» Belge bölümü:
┌──

GENEL KURUL KONUŞMASI
Konu: BAZI KANUN VE KANUN HÜKMÜNDE KARARNAMELERDE DEĞİŞİKLİK YAPILMASINA DAİR KANUN TEKLİFİ VE DEVLET MEMURLARI KANUNU İLE BAZI KANUN VE KANUN HÜKMÜNDE KARARNAMELERDE DEĞİŞİKLİK YAPILMASINA DAİR KANUN TASARISI
Yasama Yılı:3
Birleşim:136
Tarih:10.07.2013

AYTUĞ ATICI (Mersin) - Teşekkür ederim Sayın Başkan.

Değerli milletvekili arkadaşlarım, 478 sıra sayılı Kanun Tasarısı'nın 73'üncü maddesinin (r) fıkrası hakkında verdiğimiz önerge üzerine söz almış bulunuyorum. Sivil toplum örgütlerine savaş açmayan, meslek örgütlerini tahakkümü altına almak istemeyen milletvekillerini saygıyla selamlıyorum.

Değerli arkadaşlarım, bu madde neyi düzenliyor, ne getiriyor, kısaca ona bir bakalım, sonra AKP nasıl oluyor da meslek örgütlerini yok ediyor, nasıl bu ruh hâline gelmiş, ona bir bakalım.

Bu madde diyor ki Dişhekimleri Birliğine: "Ey diş hekimleri, siz eskiden asgari ücret tarifesi belirlerdiniz. Bir diş kaça çekilir, efendim, işte, bir dolgu kaça yapılır, bunu siz belirlerdiniz, kendi meslek ahlakınıza uygun olarak. Şimdi, siz bana bir rehber tarife hazırlayın, benim canım ne isterse ben onu yaparım." Yani Türk Dişhekimleri Birliğini adım adım fiilen ortadan kaldırıyorsunuz. Bunu da söylerken öyle bir dille söylüyorsunuz ki artık ben bu dile "AKP'ce" veya "AKP dili" diyorum. Bir yandan diyorsunuz ki "Türk Dişhekimleri Birliği kalsın.", bir yandan diyorsunuz ki "Gitsin."

Buna başka örnekler verebilir miyiz? Elbette verebiliriz. Mesela, AKP'ce "Düzenleme yapıyoruz." diyorsunuz, bunun karşılığı "Yasaklama yapıyoruz." AKP'ce "Orta Doğu'nun hizmetkârıyız." diyorsunuz, bunun karşılığı "Orta Doğu'nun patronu olmak istiyoruz." "Türk Mühendis ve Mimar Odaları Birliğinden vizeyi kaldırıyorum." diyorsunuz, Türk Mühendis ve Mimar Odaları Birliğini yok ediyorsunuz. Türk Tabipleri Birliğine "Kamu yararına iş yapamaz." diye kanun getiriyorsunuz, bunun anlamı Türk Tabipleri Birliğini yok ediyorsunuz. İşte bu maddede de diş hekimlerine "Ücret tarifesi yerine rehber belirle." diyerek Türk Dişhekimleri Birliğini yok ediyorsunuz. Yani kısacası, sizin dünya görüşünüze aykırı olan, size karşı duran her şeyi ama her şeyi yok ediyorsunuz. Bunun adı "Terminatör"dür, başka hiçbir şey değildir.

└──

» Gösterilen bilgiler:
┌──

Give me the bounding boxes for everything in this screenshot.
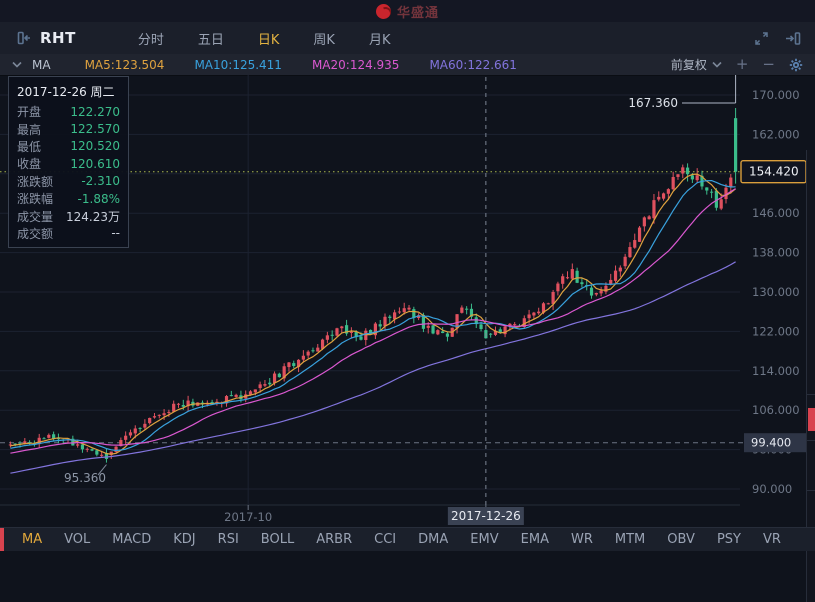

└──

» Yönergeler:
1) Genel Kurul konuşmasında "GENEL KURUL KONUŞMASI" sözlerinden başlayıp aşağıya doğru "milletvekillerini saygıyla selamlıyorum." sözlerine kadar olan her şeyi kelimesi kelimesine yeniden yazın.
2) Genel Kurul konuşmasında "Buna başka örnekler verebilir miyiz?" diye başlayan paragrafı, ana bilgilerini koruyarak madde madde kısaltın.
3) Genel Kurul konuşmasının devamını, son cümlesinden sonrasından başlayarak yazın.

» Görev yanıtları:
1)
GENEL KURUL KONUŞMASI
Konu: BAZI KANUN VE KANUN HÜKMÜNDE KARARNAMELERDE DEĞİŞİKLİK YAPILMASINA DAİR KANUN TEKLİFİ VE DEVLET MEMURLARI KANUNU İLE BAZI KANUN VE KANUN HÜKMÜNDE KARARNAMELERDE DEĞİŞİKLİK YAPILMASINA DAİR KANUN TASARISI
Yasama Yılı:3
Birleşim:136
Tarih:10.07.2013

AYTUĞ ATICI (Mersin) - Teşekkür ederim Sayın Başkan.

Değerli milletvekili arkadaşlarım, 478 sıra sayılı Kanun Tasarısı'nın 73'üncü maddesinin (r) fıkrası hakkında verdiğimiz önerge üzerine söz almış bulunuyorum. Sivil toplum örgütlerine savaş açmayan, meslek örgütlerini tahakkümü altına almak istemeyen milletvekillerini saygıyla selamlıyorum.

2)
- AKP'cede "Düzenleme yapıyoruz." sözünün karşılığı "Yasaklama yapıyoruz."dur.
- "Orta Doğu'nun hizmetkârıyız." sözünün karşılığı "Orta Doğu'nun patronu olmak istiyoruz."dur.
- Türk Mühendis ve Mimar Odaları Birliğinden vizeyi kaldırmak, bu birliği yok etmek demektir.
- Türk Tabipleri Birliği için "Kamu yararına iş yapamaz." diye kanun getirmek, bu birliği yok etmek anlamına gelir.
- Bu maddede diş hekimlerine ücret tarifesi yerine rehber belirlemelerini söylemek, Türk Dişhekimleri Birliğini yok etmektir.
- Kısacası AKP, dünya görüşüne aykırı olan ve kendisine karşı duran her şeyi yok ediyor. Bunun adı "Terminatör"dür.

3)
Değerli arkadaşlarım, bu gidişatınız adım adım size karşı duran, size muhalefet eden gerek birey gerekse toplum olan herkesi yok ediyor. Bu söylemlerle yetinmiyorsunuz, Türkiye Büyük Millet Meclisini kullanmakla yetinmiyorsunuz, bir yandan da açıkça tacize başlıyorsunuz. Ne yapıyorsunuz? Size karşı olan Türk Tabipleri Birliğini, Türk Mühendis ve Mimar Odaları Birliğini, DİSK'i, KESK'i, bütün yöneticilerini türlü türlü bahanelerle gözaltına alıyorsunuz, tutukluyorsunuz. Diyorsunuz ki: "Ya benimsin, ya toprağın." Bu gidişat gerçekten barışın dili değildir. Size itaat etmeyenlere kan kusturuyorsunuz. Bir de utanmadan kalkmış diyorsunuz ki: "Efendim, sivil itaatsizlik haktır." Be kardeşim, sivil itaatsizliği Mısır'da hak görüyorsun, sivil itaatsizlik Türkiye'de yapıldığı zaman da faşistçe geliyorsun, bu çocukların karşısına dikiliyorsun, bu odaların karşısına dikiliyorsun.

Şimdi, hak aramayı bile suç hâline getirdiniz. Dün, gece yarısı bir operasyonla?

NİHAT ZEYBEKCİ (Denizli) - Mısır'da darbe var, darbe. Mısır'da darbe oldu.

AYTUĞ ATICI (Devamla) - "Darbe" mi diyorsunuz? Dün gece darbe yaptınız.

RAMAZAN CAN (Kırıkkale) - Mecliste darbe mi olur?

RECEP ÖZEL (Isparta) - Mecliste darbe mi olur? Meclisin iradesi o kararı verdi.

AYTUĞ ATICI (Devamla) - Dün gece, gece yarısı, darbeyi siz bu yüce Meclisin altında yaptınız.

RECEP ÖZEL (Isparta) - Allah Allah!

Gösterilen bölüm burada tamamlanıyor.